Say how many lines contain the string "color". Give no other output.

DATA PROVIDED:

┄┄┄┄┄┄┄┄┄┄┄┄┄┄┄┄┄┄┄┄

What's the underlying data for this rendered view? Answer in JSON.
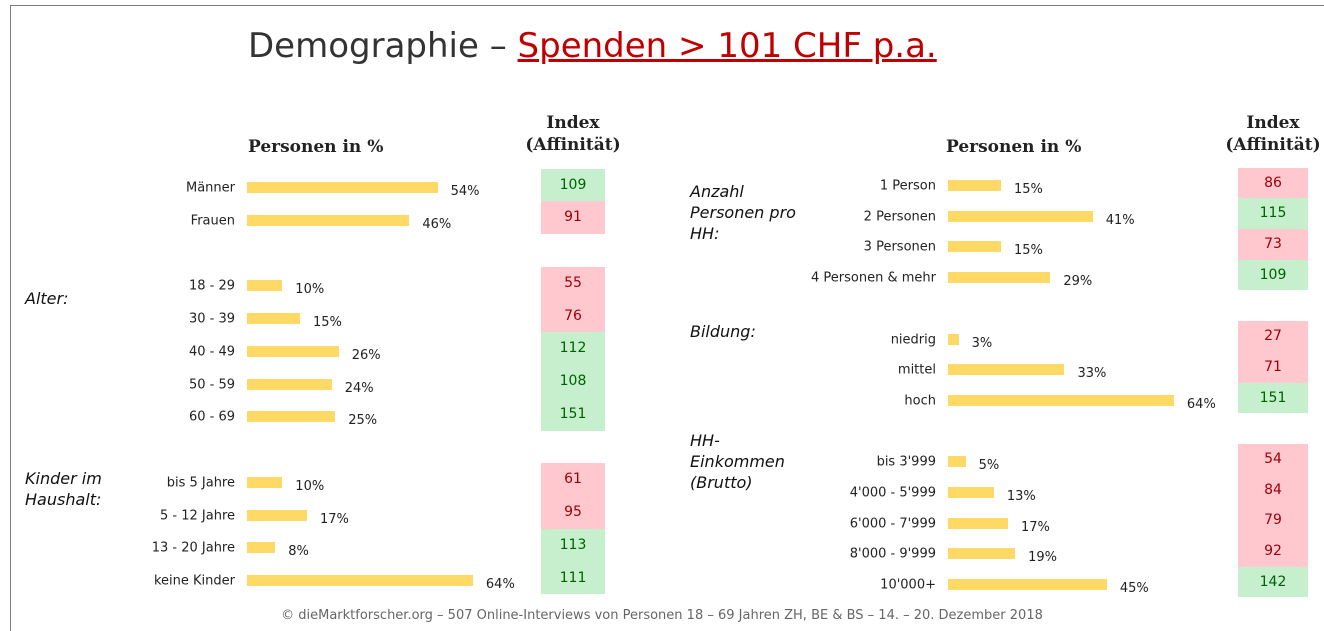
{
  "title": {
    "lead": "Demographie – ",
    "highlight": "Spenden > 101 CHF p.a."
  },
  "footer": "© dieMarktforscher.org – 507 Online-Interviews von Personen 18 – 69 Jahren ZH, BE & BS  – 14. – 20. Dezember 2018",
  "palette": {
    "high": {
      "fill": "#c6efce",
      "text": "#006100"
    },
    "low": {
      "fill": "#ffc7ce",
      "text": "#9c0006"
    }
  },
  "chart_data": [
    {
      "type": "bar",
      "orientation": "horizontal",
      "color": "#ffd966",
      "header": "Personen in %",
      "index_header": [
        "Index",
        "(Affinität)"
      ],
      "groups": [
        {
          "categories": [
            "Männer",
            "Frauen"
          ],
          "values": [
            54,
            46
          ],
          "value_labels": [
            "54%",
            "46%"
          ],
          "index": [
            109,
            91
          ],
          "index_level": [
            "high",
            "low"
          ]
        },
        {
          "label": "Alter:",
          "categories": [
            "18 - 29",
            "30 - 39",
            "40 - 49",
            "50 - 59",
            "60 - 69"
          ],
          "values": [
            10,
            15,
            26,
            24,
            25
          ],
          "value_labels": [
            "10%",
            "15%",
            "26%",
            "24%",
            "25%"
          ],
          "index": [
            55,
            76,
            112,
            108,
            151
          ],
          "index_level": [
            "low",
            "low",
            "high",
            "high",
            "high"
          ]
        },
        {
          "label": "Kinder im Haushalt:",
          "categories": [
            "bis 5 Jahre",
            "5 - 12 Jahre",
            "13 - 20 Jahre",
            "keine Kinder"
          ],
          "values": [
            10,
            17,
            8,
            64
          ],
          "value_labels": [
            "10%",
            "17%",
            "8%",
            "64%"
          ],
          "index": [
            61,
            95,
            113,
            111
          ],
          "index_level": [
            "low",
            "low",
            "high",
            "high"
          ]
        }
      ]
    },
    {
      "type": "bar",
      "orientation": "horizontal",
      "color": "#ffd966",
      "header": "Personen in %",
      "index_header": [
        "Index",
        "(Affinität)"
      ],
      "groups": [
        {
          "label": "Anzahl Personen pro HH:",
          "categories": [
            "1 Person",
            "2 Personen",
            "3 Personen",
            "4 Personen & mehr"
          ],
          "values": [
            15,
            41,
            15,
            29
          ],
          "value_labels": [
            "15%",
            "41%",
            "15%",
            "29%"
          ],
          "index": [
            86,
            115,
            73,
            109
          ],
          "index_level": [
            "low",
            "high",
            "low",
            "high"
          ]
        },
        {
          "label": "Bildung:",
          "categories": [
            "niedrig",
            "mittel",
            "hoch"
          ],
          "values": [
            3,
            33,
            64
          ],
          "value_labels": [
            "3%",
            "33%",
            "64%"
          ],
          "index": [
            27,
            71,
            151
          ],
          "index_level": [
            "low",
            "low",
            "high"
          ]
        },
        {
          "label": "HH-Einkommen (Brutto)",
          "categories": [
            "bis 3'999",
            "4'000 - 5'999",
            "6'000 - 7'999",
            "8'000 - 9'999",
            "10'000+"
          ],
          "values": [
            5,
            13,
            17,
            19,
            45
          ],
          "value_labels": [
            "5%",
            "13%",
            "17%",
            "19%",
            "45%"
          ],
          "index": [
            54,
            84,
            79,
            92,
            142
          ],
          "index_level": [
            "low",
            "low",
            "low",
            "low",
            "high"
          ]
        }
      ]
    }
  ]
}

┄┄┄┄┄┄┄┄┄┄┄┄┄┄┄┄┄┄┄┄

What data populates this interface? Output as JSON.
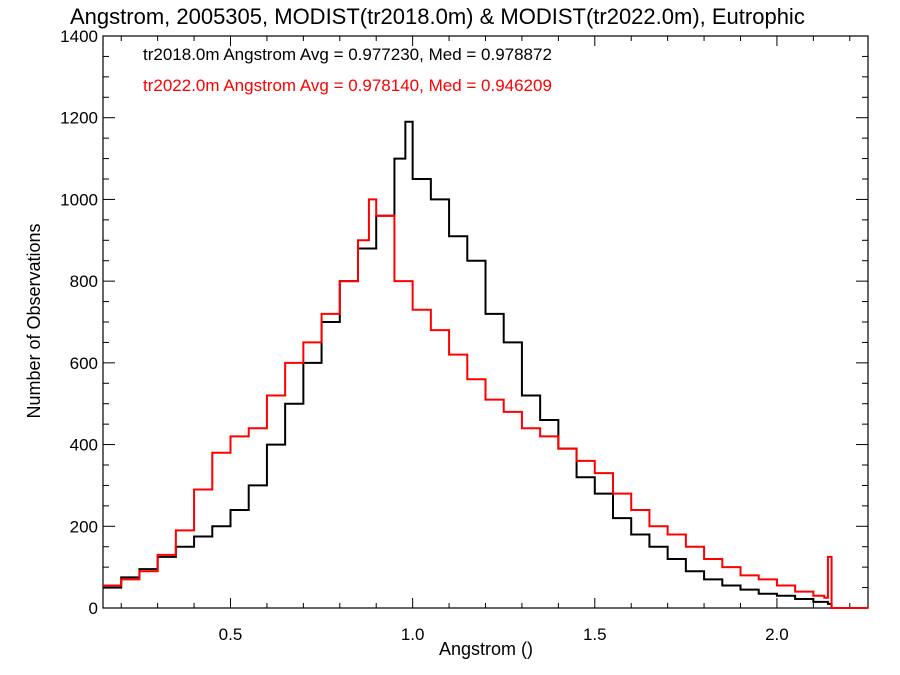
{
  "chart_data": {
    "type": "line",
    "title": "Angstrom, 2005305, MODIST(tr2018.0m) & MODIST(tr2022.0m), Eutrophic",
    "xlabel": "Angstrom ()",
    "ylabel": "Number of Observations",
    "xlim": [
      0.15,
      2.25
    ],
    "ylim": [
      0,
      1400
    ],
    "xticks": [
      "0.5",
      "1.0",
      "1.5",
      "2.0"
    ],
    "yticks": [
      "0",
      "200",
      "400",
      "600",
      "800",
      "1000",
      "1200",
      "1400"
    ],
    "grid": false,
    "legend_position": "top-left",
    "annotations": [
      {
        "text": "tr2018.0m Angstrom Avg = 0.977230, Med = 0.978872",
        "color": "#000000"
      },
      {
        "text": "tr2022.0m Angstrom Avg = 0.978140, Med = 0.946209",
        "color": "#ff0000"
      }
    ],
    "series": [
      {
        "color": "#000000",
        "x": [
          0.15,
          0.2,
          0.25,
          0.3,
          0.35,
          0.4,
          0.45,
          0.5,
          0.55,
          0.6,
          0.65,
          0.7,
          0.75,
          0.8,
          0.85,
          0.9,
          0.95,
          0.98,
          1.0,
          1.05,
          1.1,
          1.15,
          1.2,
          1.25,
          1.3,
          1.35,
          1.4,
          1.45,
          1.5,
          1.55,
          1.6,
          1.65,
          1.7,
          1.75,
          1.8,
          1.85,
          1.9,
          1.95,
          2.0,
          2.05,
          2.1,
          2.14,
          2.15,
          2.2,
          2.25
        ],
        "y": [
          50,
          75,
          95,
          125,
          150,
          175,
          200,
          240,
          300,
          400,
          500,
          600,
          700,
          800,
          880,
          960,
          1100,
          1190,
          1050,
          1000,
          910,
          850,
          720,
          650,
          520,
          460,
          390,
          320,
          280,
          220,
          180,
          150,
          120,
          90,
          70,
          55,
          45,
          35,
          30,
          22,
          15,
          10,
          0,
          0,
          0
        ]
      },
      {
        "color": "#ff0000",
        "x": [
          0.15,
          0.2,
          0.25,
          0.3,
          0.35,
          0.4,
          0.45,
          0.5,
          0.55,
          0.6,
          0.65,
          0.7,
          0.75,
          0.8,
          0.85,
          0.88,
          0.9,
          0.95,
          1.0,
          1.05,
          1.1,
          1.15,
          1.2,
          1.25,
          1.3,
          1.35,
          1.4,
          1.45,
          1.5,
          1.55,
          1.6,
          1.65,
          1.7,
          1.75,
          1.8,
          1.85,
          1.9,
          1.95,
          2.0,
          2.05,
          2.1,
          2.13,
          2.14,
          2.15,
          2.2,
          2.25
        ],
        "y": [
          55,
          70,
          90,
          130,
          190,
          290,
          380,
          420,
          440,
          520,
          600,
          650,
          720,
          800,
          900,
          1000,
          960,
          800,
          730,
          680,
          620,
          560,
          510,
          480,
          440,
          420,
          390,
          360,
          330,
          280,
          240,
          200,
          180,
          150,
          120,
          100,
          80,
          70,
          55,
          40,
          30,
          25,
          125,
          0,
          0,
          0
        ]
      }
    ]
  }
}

┄┄┄┄┄┄┄┄┄┄┄┄┄┄┄┄┄┄┄┄

TASK RESULT:
6